# PROMPT:
Print each of the entries exactly, leaving nothing out.

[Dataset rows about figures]
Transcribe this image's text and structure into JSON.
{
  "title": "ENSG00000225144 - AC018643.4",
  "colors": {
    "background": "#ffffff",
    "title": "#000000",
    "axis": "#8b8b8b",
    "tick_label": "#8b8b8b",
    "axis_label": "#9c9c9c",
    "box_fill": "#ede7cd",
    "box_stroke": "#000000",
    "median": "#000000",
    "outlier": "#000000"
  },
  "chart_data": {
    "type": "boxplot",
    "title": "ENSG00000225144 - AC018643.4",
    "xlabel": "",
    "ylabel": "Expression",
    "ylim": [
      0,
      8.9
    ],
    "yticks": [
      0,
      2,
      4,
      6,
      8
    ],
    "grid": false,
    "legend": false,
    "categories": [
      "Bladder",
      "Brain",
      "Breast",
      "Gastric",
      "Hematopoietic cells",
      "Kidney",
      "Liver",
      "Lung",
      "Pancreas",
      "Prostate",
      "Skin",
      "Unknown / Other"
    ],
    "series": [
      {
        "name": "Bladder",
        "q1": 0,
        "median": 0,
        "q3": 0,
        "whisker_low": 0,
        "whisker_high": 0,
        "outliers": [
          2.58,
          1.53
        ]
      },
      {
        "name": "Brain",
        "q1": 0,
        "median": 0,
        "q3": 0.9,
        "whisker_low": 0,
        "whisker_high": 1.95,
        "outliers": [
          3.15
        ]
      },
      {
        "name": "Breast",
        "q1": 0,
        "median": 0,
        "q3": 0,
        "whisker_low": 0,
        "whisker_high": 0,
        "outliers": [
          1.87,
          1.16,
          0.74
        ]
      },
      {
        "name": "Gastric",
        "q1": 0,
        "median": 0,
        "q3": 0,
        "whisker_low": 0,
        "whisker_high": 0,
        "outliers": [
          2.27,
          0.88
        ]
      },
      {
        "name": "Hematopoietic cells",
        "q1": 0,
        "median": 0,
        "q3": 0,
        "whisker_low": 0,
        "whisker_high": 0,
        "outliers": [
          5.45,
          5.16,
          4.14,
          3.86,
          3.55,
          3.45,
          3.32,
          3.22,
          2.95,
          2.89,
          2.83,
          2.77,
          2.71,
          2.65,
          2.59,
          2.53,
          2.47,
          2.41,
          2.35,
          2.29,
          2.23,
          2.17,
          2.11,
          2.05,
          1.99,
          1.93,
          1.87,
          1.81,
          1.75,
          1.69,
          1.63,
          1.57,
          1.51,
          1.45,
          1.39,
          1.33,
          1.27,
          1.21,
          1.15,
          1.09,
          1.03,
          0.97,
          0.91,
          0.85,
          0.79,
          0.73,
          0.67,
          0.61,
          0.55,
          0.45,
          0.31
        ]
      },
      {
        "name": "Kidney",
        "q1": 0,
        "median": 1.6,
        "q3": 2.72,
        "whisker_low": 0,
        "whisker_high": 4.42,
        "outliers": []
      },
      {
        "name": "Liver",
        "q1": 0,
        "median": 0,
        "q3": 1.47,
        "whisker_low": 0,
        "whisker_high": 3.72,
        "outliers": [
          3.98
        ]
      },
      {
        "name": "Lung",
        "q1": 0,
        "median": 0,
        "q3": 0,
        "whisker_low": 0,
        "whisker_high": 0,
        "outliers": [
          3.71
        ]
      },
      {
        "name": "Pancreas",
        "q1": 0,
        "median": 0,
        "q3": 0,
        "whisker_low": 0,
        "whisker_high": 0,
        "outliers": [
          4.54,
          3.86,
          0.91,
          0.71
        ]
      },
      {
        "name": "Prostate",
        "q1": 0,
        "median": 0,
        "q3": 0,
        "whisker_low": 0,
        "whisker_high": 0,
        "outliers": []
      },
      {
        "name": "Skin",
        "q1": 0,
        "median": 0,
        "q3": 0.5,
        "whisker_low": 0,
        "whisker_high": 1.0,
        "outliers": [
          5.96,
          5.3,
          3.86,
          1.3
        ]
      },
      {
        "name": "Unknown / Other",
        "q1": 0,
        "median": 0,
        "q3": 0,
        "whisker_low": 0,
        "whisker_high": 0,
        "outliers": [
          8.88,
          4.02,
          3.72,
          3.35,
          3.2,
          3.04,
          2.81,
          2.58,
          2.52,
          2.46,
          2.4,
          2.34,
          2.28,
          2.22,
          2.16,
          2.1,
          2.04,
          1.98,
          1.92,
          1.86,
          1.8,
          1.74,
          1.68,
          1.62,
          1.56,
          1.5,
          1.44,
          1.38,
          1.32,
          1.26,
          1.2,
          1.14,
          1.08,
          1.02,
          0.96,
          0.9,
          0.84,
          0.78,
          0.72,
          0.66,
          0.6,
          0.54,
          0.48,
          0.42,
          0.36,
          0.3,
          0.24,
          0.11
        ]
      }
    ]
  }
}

# RESULT OF THE TASK:
Transcribe this image's text and structure into JSON.
{
  "title": "ENSG00000225144 - AC018643.4",
  "colors": {
    "background": "#ffffff",
    "title": "#000000",
    "axis": "#8b8b8b",
    "tick_label": "#8b8b8b",
    "axis_label": "#9c9c9c",
    "box_fill": "#ede7cd",
    "box_stroke": "#000000",
    "median": "#000000",
    "outlier": "#000000"
  },
  "chart_data": {
    "type": "boxplot",
    "title": "ENSG00000225144 - AC018643.4",
    "xlabel": "",
    "ylabel": "Expression",
    "ylim": [
      0,
      8.9
    ],
    "yticks": [
      0,
      2,
      4,
      6,
      8
    ],
    "grid": false,
    "legend": false,
    "categories": [
      "Bladder",
      "Brain",
      "Breast",
      "Gastric",
      "Hematopoietic cells",
      "Kidney",
      "Liver",
      "Lung",
      "Pancreas",
      "Prostate",
      "Skin",
      "Unknown / Other"
    ],
    "series": [
      {
        "name": "Bladder",
        "q1": 0,
        "median": 0,
        "q3": 0,
        "whisker_low": 0,
        "whisker_high": 0,
        "outliers": [
          2.58,
          1.53
        ]
      },
      {
        "name": "Brain",
        "q1": 0,
        "median": 0,
        "q3": 0.9,
        "whisker_low": 0,
        "whisker_high": 1.95,
        "outliers": [
          3.15
        ]
      },
      {
        "name": "Breast",
        "q1": 0,
        "median": 0,
        "q3": 0,
        "whisker_low": 0,
        "whisker_high": 0,
        "outliers": [
          1.87,
          1.16,
          0.74
        ]
      },
      {
        "name": "Gastric",
        "q1": 0,
        "median": 0,
        "q3": 0,
        "whisker_low": 0,
        "whisker_high": 0,
        "outliers": [
          2.27,
          0.88
        ]
      },
      {
        "name": "Hematopoietic cells",
        "q1": 0,
        "median": 0,
        "q3": 0,
        "whisker_low": 0,
        "whisker_high": 0,
        "outliers": [
          5.45,
          5.16,
          4.14,
          3.86,
          3.55,
          3.45,
          3.32,
          3.22,
          2.95,
          2.89,
          2.83,
          2.77,
          2.71,
          2.65,
          2.59,
          2.53,
          2.47,
          2.41,
          2.35,
          2.29,
          2.23,
          2.17,
          2.11,
          2.05,
          1.99,
          1.93,
          1.87,
          1.81,
          1.75,
          1.69,
          1.63,
          1.57,
          1.51,
          1.45,
          1.39,
          1.33,
          1.27,
          1.21,
          1.15,
          1.09,
          1.03,
          0.97,
          0.91,
          0.85,
          0.79,
          0.73,
          0.67,
          0.61,
          0.55,
          0.45,
          0.31
        ]
      },
      {
        "name": "Kidney",
        "q1": 0,
        "median": 1.6,
        "q3": 2.72,
        "whisker_low": 0,
        "whisker_high": 4.42,
        "outliers": []
      },
      {
        "name": "Liver",
        "q1": 0,
        "median": 0,
        "q3": 1.47,
        "whisker_low": 0,
        "whisker_high": 3.72,
        "outliers": [
          3.98
        ]
      },
      {
        "name": "Lung",
        "q1": 0,
        "median": 0,
        "q3": 0,
        "whisker_low": 0,
        "whisker_high": 0,
        "outliers": [
          3.71
        ]
      },
      {
        "name": "Pancreas",
        "q1": 0,
        "median": 0,
        "q3": 0,
        "whisker_low": 0,
        "whisker_high": 0,
        "outliers": [
          4.54,
          3.86,
          0.91,
          0.71
        ]
      },
      {
        "name": "Prostate",
        "q1": 0,
        "median": 0,
        "q3": 0,
        "whisker_low": 0,
        "whisker_high": 0,
        "outliers": []
      },
      {
        "name": "Skin",
        "q1": 0,
        "median": 0,
        "q3": 0.5,
        "whisker_low": 0,
        "whisker_high": 1.0,
        "outliers": [
          5.96,
          5.3,
          3.86,
          1.3
        ]
      },
      {
        "name": "Unknown / Other",
        "q1": 0,
        "median": 0,
        "q3": 0,
        "whisker_low": 0,
        "whisker_high": 0,
        "outliers": [
          8.88,
          4.02,
          3.72,
          3.35,
          3.2,
          3.04,
          2.81,
          2.58,
          2.52,
          2.46,
          2.4,
          2.34,
          2.28,
          2.22,
          2.16,
          2.1,
          2.04,
          1.98,
          1.92,
          1.86,
          1.8,
          1.74,
          1.68,
          1.62,
          1.56,
          1.5,
          1.44,
          1.38,
          1.32,
          1.26,
          1.2,
          1.14,
          1.08,
          1.02,
          0.96,
          0.9,
          0.84,
          0.78,
          0.72,
          0.66,
          0.6,
          0.54,
          0.48,
          0.42,
          0.36,
          0.3,
          0.24,
          0.11
        ]
      }
    ]
  }
}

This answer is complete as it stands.